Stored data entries
******

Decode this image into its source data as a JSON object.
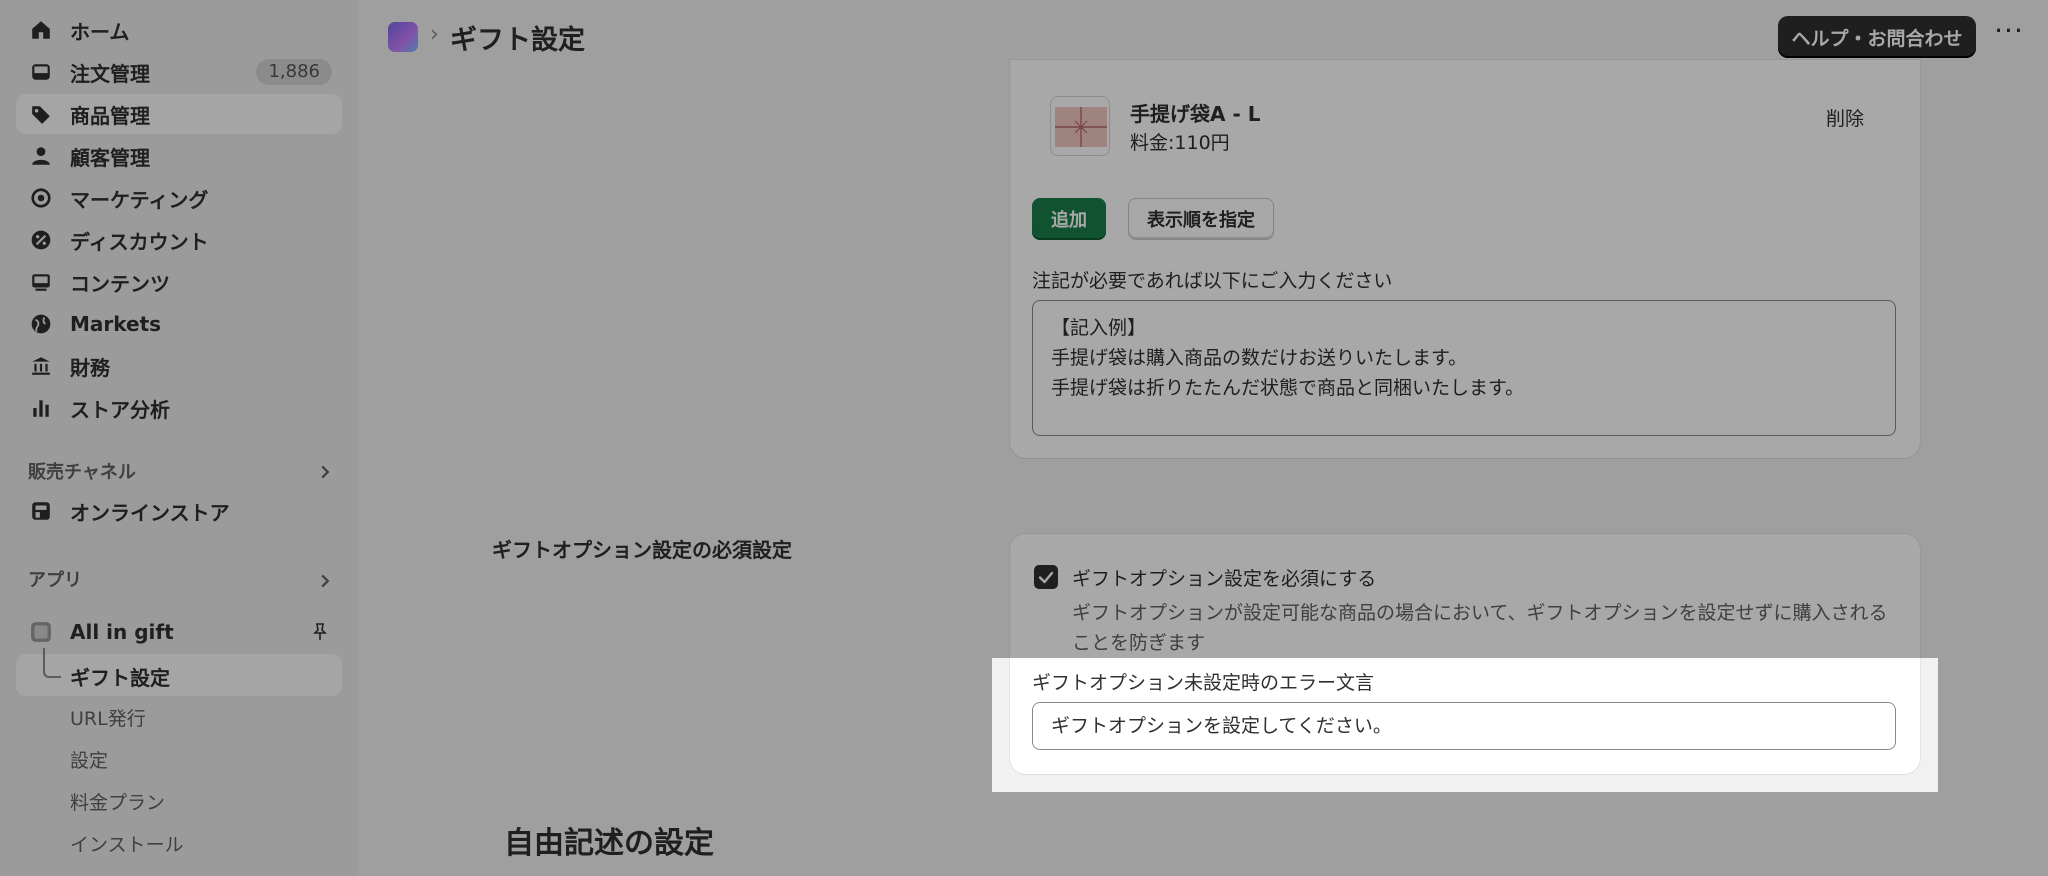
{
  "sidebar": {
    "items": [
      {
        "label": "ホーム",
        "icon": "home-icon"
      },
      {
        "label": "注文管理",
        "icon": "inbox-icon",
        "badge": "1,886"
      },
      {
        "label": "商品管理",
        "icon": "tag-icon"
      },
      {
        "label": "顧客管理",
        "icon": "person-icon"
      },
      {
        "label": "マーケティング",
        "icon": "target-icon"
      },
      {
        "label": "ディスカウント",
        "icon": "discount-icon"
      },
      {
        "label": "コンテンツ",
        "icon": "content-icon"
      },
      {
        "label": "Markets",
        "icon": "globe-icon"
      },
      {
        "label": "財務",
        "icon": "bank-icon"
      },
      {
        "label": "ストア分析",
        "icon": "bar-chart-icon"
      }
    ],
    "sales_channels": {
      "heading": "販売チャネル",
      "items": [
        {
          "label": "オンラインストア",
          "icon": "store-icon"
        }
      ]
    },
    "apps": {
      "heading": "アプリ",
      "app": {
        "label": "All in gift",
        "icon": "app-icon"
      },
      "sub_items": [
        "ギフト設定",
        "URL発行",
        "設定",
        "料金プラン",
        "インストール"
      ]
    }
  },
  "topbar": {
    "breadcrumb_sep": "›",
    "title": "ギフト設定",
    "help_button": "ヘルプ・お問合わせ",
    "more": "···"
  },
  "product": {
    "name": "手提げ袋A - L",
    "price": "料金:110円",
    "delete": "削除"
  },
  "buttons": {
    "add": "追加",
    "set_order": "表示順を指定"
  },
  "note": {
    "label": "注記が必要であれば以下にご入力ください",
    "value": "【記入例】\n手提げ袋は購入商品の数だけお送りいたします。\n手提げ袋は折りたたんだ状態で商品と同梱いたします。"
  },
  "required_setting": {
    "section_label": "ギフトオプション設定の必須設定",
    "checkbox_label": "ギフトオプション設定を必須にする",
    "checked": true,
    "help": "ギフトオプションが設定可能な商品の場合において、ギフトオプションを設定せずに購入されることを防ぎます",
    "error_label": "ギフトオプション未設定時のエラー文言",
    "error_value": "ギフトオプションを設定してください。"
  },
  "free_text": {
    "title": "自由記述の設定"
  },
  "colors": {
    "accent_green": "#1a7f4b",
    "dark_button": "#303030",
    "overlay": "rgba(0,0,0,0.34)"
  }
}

******

### PROBLEM TO WORK ON
Leave out the pictures and reproduce the rest of the listing exactly.

### THE RESULT
Decode this image into its source data as a JSON object.
{
  "sidebar": {
    "items": [
      {
        "label": "ホーム",
        "icon": "home-icon"
      },
      {
        "label": "注文管理",
        "icon": "inbox-icon",
        "badge": "1,886"
      },
      {
        "label": "商品管理",
        "icon": "tag-icon"
      },
      {
        "label": "顧客管理",
        "icon": "person-icon"
      },
      {
        "label": "マーケティング",
        "icon": "target-icon"
      },
      {
        "label": "ディスカウント",
        "icon": "discount-icon"
      },
      {
        "label": "コンテンツ",
        "icon": "content-icon"
      },
      {
        "label": "Markets",
        "icon": "globe-icon"
      },
      {
        "label": "財務",
        "icon": "bank-icon"
      },
      {
        "label": "ストア分析",
        "icon": "bar-chart-icon"
      }
    ],
    "sales_channels": {
      "heading": "販売チャネル",
      "items": [
        {
          "label": "オンラインストア",
          "icon": "store-icon"
        }
      ]
    },
    "apps": {
      "heading": "アプリ",
      "app": {
        "label": "All in gift",
        "icon": "app-icon"
      },
      "sub_items": [
        "ギフト設定",
        "URL発行",
        "設定",
        "料金プラン",
        "インストール"
      ]
    }
  },
  "topbar": {
    "breadcrumb_sep": "›",
    "title": "ギフト設定",
    "help_button": "ヘルプ・お問合わせ",
    "more": "···"
  },
  "product": {
    "name": "手提げ袋A - L",
    "price": "料金:110円",
    "delete": "削除"
  },
  "buttons": {
    "add": "追加",
    "set_order": "表示順を指定"
  },
  "note": {
    "label": "注記が必要であれば以下にご入力ください",
    "value": "【記入例】\n手提げ袋は購入商品の数だけお送りいたします。\n手提げ袋は折りたたんだ状態で商品と同梱いたします。"
  },
  "required_setting": {
    "section_label": "ギフトオプション設定の必須設定",
    "checkbox_label": "ギフトオプション設定を必須にする",
    "checked": true,
    "help": "ギフトオプションが設定可能な商品の場合において、ギフトオプションを設定せずに購入されることを防ぎます",
    "error_label": "ギフトオプション未設定時のエラー文言",
    "error_value": "ギフトオプションを設定してください。"
  },
  "free_text": {
    "title": "自由記述の設定"
  },
  "colors": {
    "accent_green": "#1a7f4b",
    "dark_button": "#303030",
    "overlay": "rgba(0,0,0,0.34)"
  }
}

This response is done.